begin Supplied records
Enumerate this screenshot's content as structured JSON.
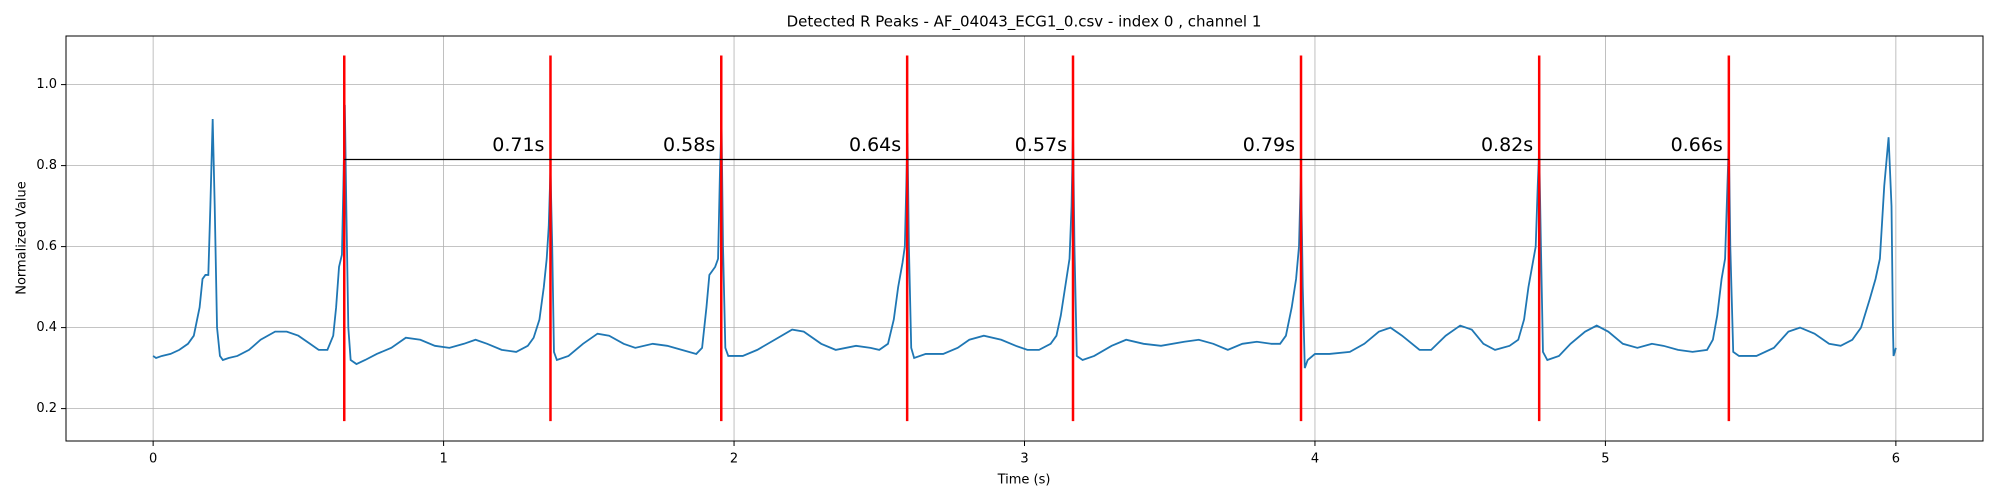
{
  "chart_data": {
    "type": "line",
    "title": "Detected R Peaks - AF_04043_ECG1_0.csv - index 0 , channel 1",
    "x_label": "Time (s)",
    "y_label": "Normalized Value",
    "xlim": [
      -0.3,
      6.3
    ],
    "ylim": [
      0.12,
      1.12
    ],
    "xticks": [
      0,
      1,
      2,
      3,
      4,
      5,
      6
    ],
    "yticks": [
      0.2,
      0.4,
      0.6,
      0.8,
      {
        "value": 1,
        "label": "1.0"
      }
    ],
    "grid": true,
    "color": "#1f77b4",
    "x": [
      0.0,
      0.01,
      0.03,
      0.06,
      0.09,
      0.12,
      0.14,
      0.16,
      0.17,
      0.18,
      0.19,
      0.197,
      0.205,
      0.212,
      0.22,
      0.23,
      0.24,
      0.26,
      0.29,
      0.33,
      0.37,
      0.42,
      0.46,
      0.5,
      0.54,
      0.57,
      0.6,
      0.62,
      0.63,
      0.64,
      0.65,
      0.655,
      0.66,
      0.665,
      0.672,
      0.68,
      0.7,
      0.73,
      0.77,
      0.82,
      0.87,
      0.92,
      0.97,
      1.02,
      1.07,
      1.11,
      1.15,
      1.2,
      1.25,
      1.29,
      1.31,
      1.33,
      1.345,
      1.355,
      1.362,
      1.368,
      1.374,
      1.38,
      1.39,
      1.43,
      1.48,
      1.53,
      1.57,
      1.62,
      1.66,
      1.72,
      1.77,
      1.82,
      1.87,
      1.89,
      1.905,
      1.915,
      1.935,
      1.945,
      1.952,
      1.957,
      1.962,
      1.97,
      1.98,
      2.03,
      2.08,
      2.14,
      2.2,
      2.24,
      2.3,
      2.35,
      2.42,
      2.47,
      2.5,
      2.53,
      2.55,
      2.565,
      2.58,
      2.588,
      2.593,
      2.597,
      2.602,
      2.61,
      2.62,
      2.66,
      2.72,
      2.77,
      2.81,
      2.86,
      2.92,
      2.97,
      3.01,
      3.05,
      3.09,
      3.11,
      3.125,
      3.14,
      3.155,
      3.162,
      3.167,
      3.172,
      3.18,
      3.2,
      3.24,
      3.3,
      3.35,
      3.41,
      3.47,
      3.55,
      3.6,
      3.65,
      3.7,
      3.75,
      3.8,
      3.85,
      3.88,
      3.9,
      3.92,
      3.935,
      3.945,
      3.952,
      3.958,
      3.965,
      3.975,
      4.0,
      4.05,
      4.12,
      4.17,
      4.22,
      4.26,
      4.3,
      4.36,
      4.4,
      4.45,
      4.5,
      4.54,
      4.58,
      4.62,
      4.67,
      4.7,
      4.72,
      4.735,
      4.75,
      4.76,
      4.767,
      4.772,
      4.778,
      4.785,
      4.8,
      4.84,
      4.88,
      4.93,
      4.97,
      5.01,
      5.06,
      5.11,
      5.16,
      5.2,
      5.25,
      5.3,
      5.35,
      5.37,
      5.385,
      5.4,
      5.412,
      5.42,
      5.425,
      5.43,
      5.44,
      5.46,
      5.52,
      5.58,
      5.63,
      5.67,
      5.72,
      5.77,
      5.81,
      5.85,
      5.88,
      5.91,
      5.93,
      5.945,
      5.96,
      5.975,
      5.985,
      5.99,
      5.992,
      6.0
    ],
    "values": [
      0.33,
      0.325,
      0.33,
      0.335,
      0.345,
      0.36,
      0.38,
      0.45,
      0.52,
      0.53,
      0.53,
      0.7,
      0.915,
      0.7,
      0.4,
      0.33,
      0.32,
      0.325,
      0.33,
      0.345,
      0.37,
      0.39,
      0.39,
      0.38,
      0.36,
      0.345,
      0.345,
      0.38,
      0.45,
      0.55,
      0.58,
      0.75,
      0.95,
      0.7,
      0.4,
      0.32,
      0.31,
      0.32,
      0.335,
      0.35,
      0.375,
      0.37,
      0.355,
      0.35,
      0.36,
      0.37,
      0.36,
      0.345,
      0.34,
      0.355,
      0.375,
      0.42,
      0.5,
      0.57,
      0.65,
      0.79,
      0.6,
      0.34,
      0.32,
      0.33,
      0.36,
      0.385,
      0.38,
      0.36,
      0.35,
      0.36,
      0.355,
      0.345,
      0.335,
      0.35,
      0.45,
      0.53,
      0.55,
      0.57,
      0.8,
      0.9,
      0.6,
      0.35,
      0.33,
      0.33,
      0.345,
      0.37,
      0.395,
      0.39,
      0.36,
      0.345,
      0.355,
      0.35,
      0.345,
      0.36,
      0.42,
      0.5,
      0.56,
      0.6,
      0.75,
      0.88,
      0.6,
      0.35,
      0.325,
      0.335,
      0.335,
      0.35,
      0.37,
      0.38,
      0.37,
      0.355,
      0.345,
      0.345,
      0.36,
      0.38,
      0.43,
      0.5,
      0.57,
      0.7,
      0.89,
      0.6,
      0.33,
      0.32,
      0.33,
      0.355,
      0.37,
      0.36,
      0.355,
      0.365,
      0.37,
      0.36,
      0.345,
      0.36,
      0.365,
      0.36,
      0.36,
      0.38,
      0.45,
      0.52,
      0.6,
      0.79,
      0.5,
      0.3,
      0.32,
      0.335,
      0.335,
      0.34,
      0.36,
      0.39,
      0.4,
      0.38,
      0.345,
      0.345,
      0.38,
      0.405,
      0.395,
      0.36,
      0.345,
      0.355,
      0.37,
      0.42,
      0.5,
      0.56,
      0.6,
      0.75,
      0.84,
      0.6,
      0.34,
      0.32,
      0.33,
      0.36,
      0.39,
      0.405,
      0.39,
      0.36,
      0.35,
      0.36,
      0.355,
      0.345,
      0.34,
      0.345,
      0.37,
      0.43,
      0.52,
      0.57,
      0.75,
      0.86,
      0.6,
      0.34,
      0.33,
      0.33,
      0.35,
      0.39,
      0.4,
      0.385,
      0.36,
      0.355,
      0.37,
      0.4,
      0.47,
      0.52,
      0.57,
      0.75,
      0.87,
      0.7,
      0.4,
      0.33,
      0.35
    ],
    "peaks": {
      "x": [
        0.658,
        1.368,
        1.956,
        2.596,
        3.167,
        3.952,
        4.772,
        5.425
      ],
      "ymin": 0.169,
      "ymax": 1.072,
      "color": "red"
    },
    "intervals": {
      "values": [
        0.71,
        0.58,
        0.64,
        0.57,
        0.79,
        0.82,
        0.66
      ],
      "value_labels": [
        "0.71s",
        "0.58s",
        "0.64s",
        "0.57s",
        "0.79s",
        "0.82s",
        "0.66s"
      ],
      "y": 0.815,
      "color": "black"
    }
  }
}
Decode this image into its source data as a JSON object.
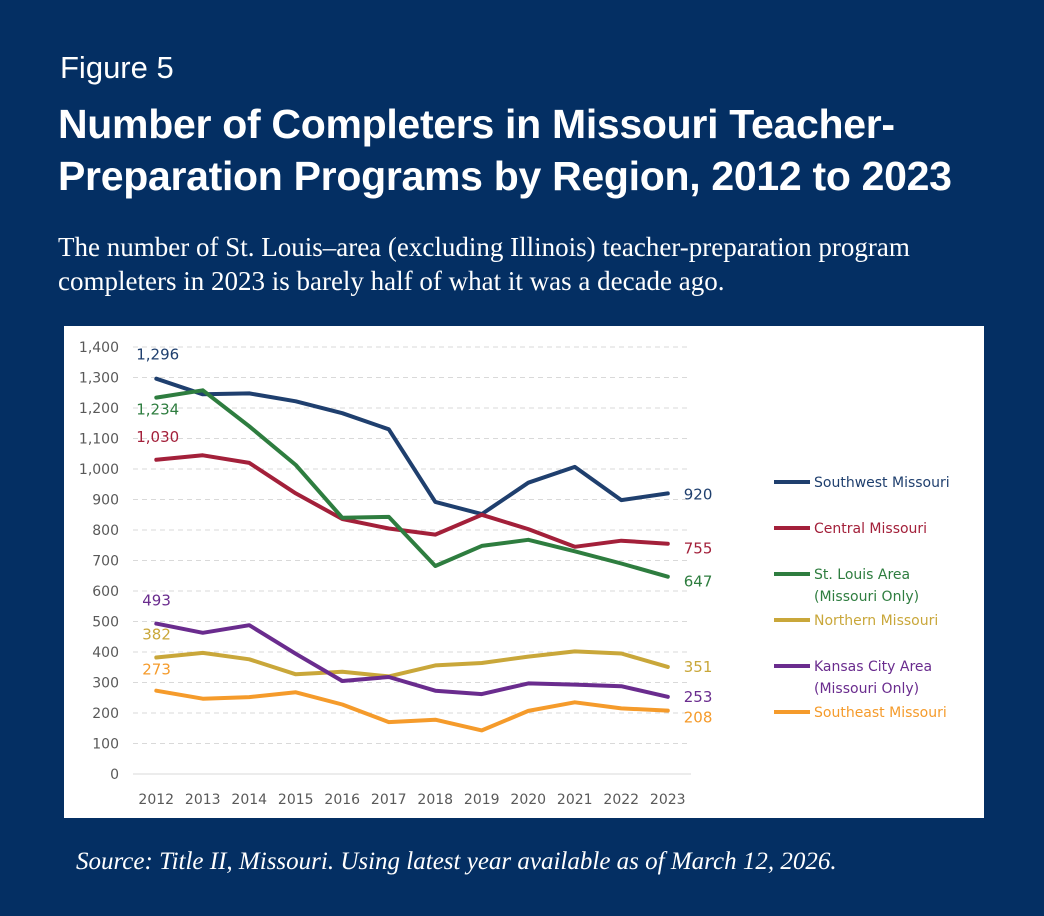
{
  "figure_label": "Figure 5",
  "title": "Number of Completers in Missouri Teacher-Preparation Programs by Region, 2012 to 2023",
  "subtitle": "The number of St. Louis–area (excluding Illinois) teacher-preparation program completers in 2023 is barely half of what it was a decade ago.",
  "source": "Source: Title II, Missouri. Using latest year available as of March 12, 2026.",
  "chart_data": {
    "type": "line",
    "categories": [
      "2012",
      "2013",
      "2014",
      "2015",
      "2016",
      "2017",
      "2018",
      "2019",
      "2020",
      "2021",
      "2022",
      "2023"
    ],
    "ylim": [
      0,
      1400
    ],
    "yticks": [
      0,
      100,
      200,
      300,
      400,
      500,
      600,
      700,
      800,
      900,
      1000,
      1100,
      1200,
      1300,
      1400
    ],
    "ytick_labels": [
      "0",
      "100",
      "200",
      "300",
      "400",
      "500",
      "600",
      "700",
      "800",
      "900",
      "1,000",
      "1,100",
      "1,200",
      "1,300",
      "1,400"
    ],
    "grid": true,
    "legend_position": "right",
    "series": [
      {
        "name": "Southwest Missouri",
        "color": "#1f3f6e",
        "values": [
          1296,
          1245,
          1248,
          1222,
          1183,
          1130,
          892,
          852,
          955,
          1007,
          898,
          920
        ],
        "start_label": "1,296",
        "end_label": "920"
      },
      {
        "name": "Central Missouri",
        "color": "#a3203a",
        "values": [
          1030,
          1045,
          1020,
          920,
          836,
          805,
          785,
          850,
          803,
          745,
          765,
          755
        ],
        "start_label": "1,030",
        "end_label": "755"
      },
      {
        "name": "St. Louis Area (Missouri Only)",
        "color": "#2e7d3f",
        "values": [
          1234,
          1258,
          1140,
          1013,
          840,
          843,
          682,
          748,
          768,
          730,
          690,
          647
        ],
        "start_label": "1,234",
        "end_label": "647"
      },
      {
        "name": "Northern Missouri",
        "color": "#c9a73a",
        "values": [
          382,
          397,
          376,
          327,
          335,
          320,
          356,
          364,
          385,
          402,
          395,
          351
        ],
        "start_label": "382",
        "end_label": "351"
      },
      {
        "name": "Kansas City Area (Missouri Only)",
        "color": "#6a2c8e",
        "values": [
          493,
          463,
          488,
          394,
          305,
          318,
          273,
          262,
          297,
          293,
          288,
          253
        ],
        "start_label": "493",
        "end_label": "253"
      },
      {
        "name": "Southeast Missouri",
        "color": "#f59b2b",
        "values": [
          273,
          247,
          252,
          268,
          228,
          170,
          178,
          143,
          207,
          235,
          215,
          208
        ],
        "start_label": "273",
        "end_label": "208"
      }
    ]
  }
}
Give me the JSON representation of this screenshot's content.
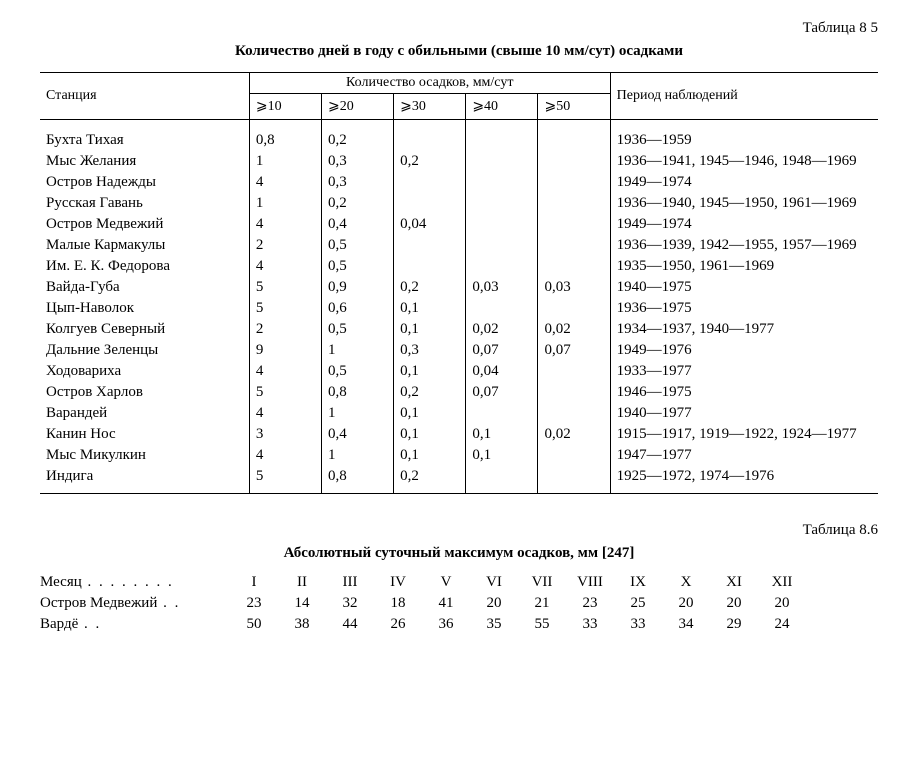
end Supplied records
## Your objective
Show the lines where the word "screenshot" appears in the entries.

## Finished task
Enumerate this screenshot's content as structured JSON.
Give me the JSON representation of this screenshot's content.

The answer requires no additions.